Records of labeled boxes

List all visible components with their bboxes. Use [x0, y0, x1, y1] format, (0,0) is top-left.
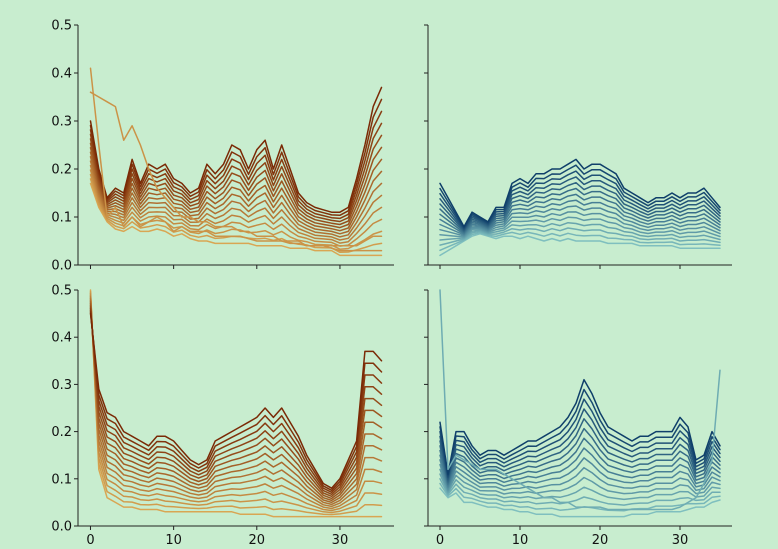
series-line — [89, 160, 383, 241]
chart-panel-1: 0.0 0.1 0.2 0.3 0.4 0.5 — [51, 19, 394, 274]
series-line — [89, 289, 383, 518]
series-line — [439, 231, 721, 252]
series-line — [89, 134, 383, 226]
y-tick-label: 0.1 — [51, 211, 72, 226]
y-tick-label: 0.0 — [51, 259, 72, 274]
series-line — [439, 164, 721, 229]
series-line — [89, 297, 383, 508]
series-line — [439, 437, 721, 485]
series-line — [439, 473, 721, 501]
series-line — [439, 221, 721, 241]
series-line — [439, 468, 721, 495]
y-tick-label: 0.5 — [51, 284, 72, 299]
series-line — [89, 91, 383, 247]
y-tick-label: 0.5 — [51, 19, 72, 34]
series-line — [439, 478, 721, 506]
y-tick-label: 0.2 — [51, 425, 72, 440]
series-line — [89, 306, 383, 498]
series-line — [89, 110, 383, 220]
series-line — [89, 299, 383, 506]
x-tick-label: 10 — [165, 533, 182, 548]
series-line — [439, 408, 721, 480]
x-tick-label: 10 — [512, 533, 529, 548]
series-line — [89, 155, 383, 238]
series-line — [89, 151, 383, 235]
y-tick-label: 0.3 — [51, 378, 72, 393]
x-tick-label: 0 — [86, 533, 94, 548]
series-line — [89, 122, 383, 223]
y-tick-label: 0.2 — [51, 163, 72, 178]
series-line — [439, 457, 721, 489]
series-line — [439, 398, 721, 479]
series-line — [439, 289, 721, 511]
series-line — [439, 418, 721, 482]
series-line — [89, 309, 383, 494]
series-line — [89, 304, 383, 500]
series-line — [89, 98, 383, 217]
series-line — [439, 176, 721, 231]
series-line — [89, 301, 383, 504]
x-tick-label: 20 — [592, 533, 609, 548]
y-tick-label: 0.0 — [51, 520, 72, 535]
series-line — [439, 378, 721, 475]
series-line — [89, 302, 383, 502]
series-line — [439, 205, 721, 236]
y-tick-label: 0.3 — [51, 115, 72, 130]
series-line — [439, 158, 721, 228]
series-line — [439, 233, 721, 257]
y-tick-label: 0.4 — [51, 331, 72, 346]
series-line — [89, 312, 383, 489]
series-line — [439, 487, 721, 518]
series-line — [89, 146, 383, 232]
series-line — [439, 463, 721, 492]
series-line — [439, 211, 721, 237]
series-line — [439, 181, 721, 232]
series-line — [89, 182, 383, 257]
x-tick-label: 0 — [436, 533, 444, 548]
x-tick-label: 20 — [249, 533, 266, 548]
x-tick-label: 30 — [672, 533, 689, 548]
y-tick-label: 0.4 — [51, 67, 72, 82]
series-line — [89, 295, 383, 510]
series-line — [439, 193, 721, 234]
chart-panel-4: 0 10 20 30 — [424, 289, 732, 548]
series-line — [89, 307, 383, 496]
series-line — [89, 142, 383, 229]
x-tick-label: 30 — [332, 533, 349, 548]
series-line — [439, 187, 721, 233]
chart-panel-3: 0.0 0.1 0.2 0.3 0.4 0.5 0 10 20 30 — [51, 284, 394, 548]
series-line — [439, 447, 721, 487]
series-line — [89, 290, 383, 516]
series-line — [89, 86, 383, 213]
chart-panel-2 — [424, 24, 732, 269]
series-line — [439, 199, 721, 235]
series-line — [439, 227, 721, 246]
series-line — [89, 67, 383, 252]
series-line — [439, 427, 721, 484]
series-line — [89, 294, 383, 512]
series-line — [439, 216, 721, 238]
y-tick-label: 0.1 — [51, 472, 72, 487]
series-line — [89, 292, 383, 514]
series-line — [89, 164, 383, 244]
series-line — [439, 170, 721, 230]
series-line — [89, 311, 383, 492]
series-line — [89, 169, 383, 247]
series-line — [439, 388, 721, 477]
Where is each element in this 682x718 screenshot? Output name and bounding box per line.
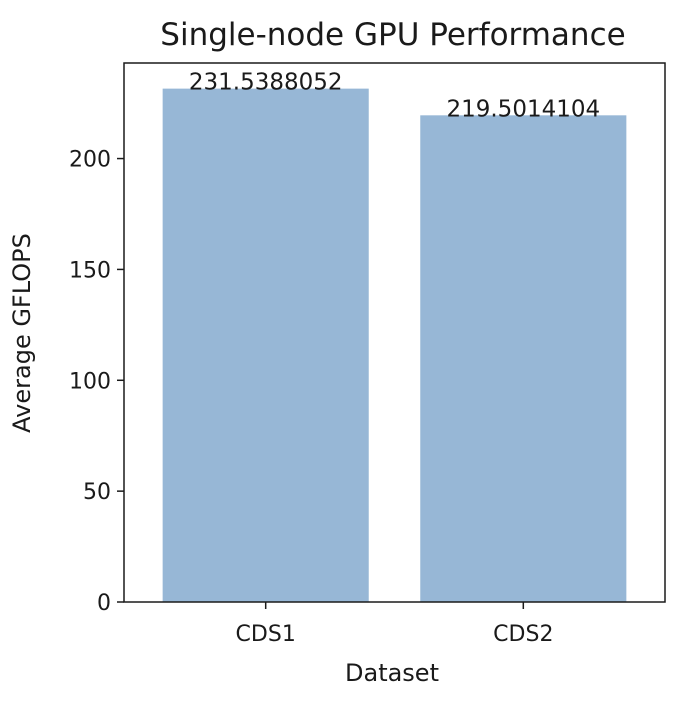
chart-title: Single-node GPU Performance: [160, 17, 625, 53]
plot-frame: [123, 62, 666, 603]
bars: [162, 88, 627, 602]
x-tick-label: CDS1: [236, 622, 296, 647]
data-label-cds1: 231.5388052: [189, 70, 343, 96]
data-label-cds2: 219.5014104: [446, 96, 600, 122]
bar-cds1: [162, 88, 369, 602]
x-tick-label: CDS2: [493, 622, 553, 647]
x-axis: CDS1 CDS2: [236, 602, 553, 647]
y-tick-label: 200: [69, 148, 111, 173]
y-axis-label: Average GFLOPS: [8, 233, 36, 433]
y-tick-label: 100: [69, 369, 111, 394]
y-tick-label: 50: [83, 480, 111, 505]
data-labels: 231.5388052 219.5014104: [189, 70, 600, 123]
x-axis-label: Dataset: [345, 659, 439, 687]
y-tick-label: 150: [69, 258, 111, 283]
bar-cds2: [420, 115, 627, 602]
y-tick-label: 0: [97, 591, 111, 616]
y-axis: 0 50 100 150 200: [69, 148, 124, 616]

## STATED EXERCISE
Reproduce the records verbatim from the line containing "chart-title: Single-node GPU" through the line containing "y-tick-label: 200: [69, 148, 111, 173]", including both of those lines.

## WRITTEN RESPONSE
chart-title: Single-node GPU Performance: [160, 17, 625, 53]
plot-frame: [123, 62, 666, 603]
bars: [162, 88, 627, 602]
x-tick-label: CDS1: [236, 622, 296, 647]
data-label-cds1: 231.5388052: [189, 70, 343, 96]
data-label-cds2: 219.5014104: [446, 96, 600, 122]
bar-cds1: [162, 88, 369, 602]
x-tick-label: CDS2: [493, 622, 553, 647]
x-axis: CDS1 CDS2: [236, 602, 553, 647]
y-tick-label: 200: [69, 148, 111, 173]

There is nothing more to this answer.